*** LISTED ENTRIES ***

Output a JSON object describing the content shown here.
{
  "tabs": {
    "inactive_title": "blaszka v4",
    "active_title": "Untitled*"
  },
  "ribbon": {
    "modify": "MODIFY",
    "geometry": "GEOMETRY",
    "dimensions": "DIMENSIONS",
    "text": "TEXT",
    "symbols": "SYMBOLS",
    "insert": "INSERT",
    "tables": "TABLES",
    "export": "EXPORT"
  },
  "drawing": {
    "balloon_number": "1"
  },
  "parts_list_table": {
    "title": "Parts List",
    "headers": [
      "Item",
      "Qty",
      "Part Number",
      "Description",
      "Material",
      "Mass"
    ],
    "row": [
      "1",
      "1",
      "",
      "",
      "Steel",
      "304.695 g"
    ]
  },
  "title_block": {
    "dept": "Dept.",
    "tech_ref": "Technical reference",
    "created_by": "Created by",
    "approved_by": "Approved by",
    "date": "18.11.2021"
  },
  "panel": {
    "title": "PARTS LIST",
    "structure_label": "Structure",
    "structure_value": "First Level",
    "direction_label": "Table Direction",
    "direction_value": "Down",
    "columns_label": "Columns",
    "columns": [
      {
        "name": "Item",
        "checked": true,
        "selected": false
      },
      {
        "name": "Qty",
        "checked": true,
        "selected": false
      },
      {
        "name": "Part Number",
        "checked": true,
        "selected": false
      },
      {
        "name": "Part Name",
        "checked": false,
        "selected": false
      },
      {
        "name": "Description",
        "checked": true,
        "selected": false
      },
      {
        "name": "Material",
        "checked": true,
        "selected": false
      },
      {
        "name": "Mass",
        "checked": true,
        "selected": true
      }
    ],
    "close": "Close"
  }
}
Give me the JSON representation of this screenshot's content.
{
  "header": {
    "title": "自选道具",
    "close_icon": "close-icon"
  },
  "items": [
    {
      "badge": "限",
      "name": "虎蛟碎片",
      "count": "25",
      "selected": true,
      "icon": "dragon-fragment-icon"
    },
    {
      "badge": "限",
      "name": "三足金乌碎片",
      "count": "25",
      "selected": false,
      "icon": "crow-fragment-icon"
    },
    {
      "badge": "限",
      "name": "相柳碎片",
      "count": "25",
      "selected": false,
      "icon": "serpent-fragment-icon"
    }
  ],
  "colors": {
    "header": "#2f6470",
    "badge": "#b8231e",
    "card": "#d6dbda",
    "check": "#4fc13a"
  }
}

***

YOUR GOAL: Print every record above exactly as written.

SOLUTION TO THIS EXERCISE:
Output a JSON object describing the content shown here.
{
  "tabs": {
    "inactive_title": "blaszka v4",
    "active_title": "Untitled*"
  },
  "ribbon": {
    "modify": "MODIFY",
    "geometry": "GEOMETRY",
    "dimensions": "DIMENSIONS",
    "text": "TEXT",
    "symbols": "SYMBOLS",
    "insert": "INSERT",
    "tables": "TABLES",
    "export": "EXPORT"
  },
  "drawing": {
    "balloon_number": "1"
  },
  "parts_list_table": {
    "title": "Parts List",
    "headers": [
      "Item",
      "Qty",
      "Part Number",
      "Description",
      "Material",
      "Mass"
    ],
    "row": [
      "1",
      "1",
      "",
      "",
      "Steel",
      "304.695 g"
    ]
  },
  "title_block": {
    "dept": "Dept.",
    "tech_ref": "Technical reference",
    "created_by": "Created by",
    "approved_by": "Approved by",
    "date": "18.11.2021"
  },
  "panel": {
    "title": "PARTS LIST",
    "structure_label": "Structure",
    "structure_value": "First Level",
    "direction_label": "Table Direction",
    "direction_value": "Down",
    "columns_label": "Columns",
    "columns": [
      {
        "name": "Item",
        "checked": true,
        "selected": false
      },
      {
        "name": "Qty",
        "checked": true,
        "selected": false
      },
      {
        "name": "Part Number",
        "checked": true,
        "selected": false
      },
      {
        "name": "Part Name",
        "checked": false,
        "selected": false
      },
      {
        "name": "Description",
        "checked": true,
        "selected": false
      },
      {
        "name": "Material",
        "checked": true,
        "selected": false
      },
      {
        "name": "Mass",
        "checked": true,
        "selected": true
      }
    ],
    "close": "Close"
  }
}
Give me the JSON representation of this screenshot's content.
{
  "header": {
    "title": "自选道具",
    "close_icon": "close-icon"
  },
  "items": [
    {
      "badge": "限",
      "name": "虎蛟碎片",
      "count": "25",
      "selected": true,
      "icon": "dragon-fragment-icon"
    },
    {
      "badge": "限",
      "name": "三足金乌碎片",
      "count": "25",
      "selected": false,
      "icon": "crow-fragment-icon"
    },
    {
      "badge": "限",
      "name": "相柳碎片",
      "count": "25",
      "selected": false,
      "icon": "serpent-fragment-icon"
    }
  ],
  "colors": {
    "header": "#2f6470",
    "badge": "#b8231e",
    "card": "#d6dbda",
    "check": "#4fc13a"
  }
}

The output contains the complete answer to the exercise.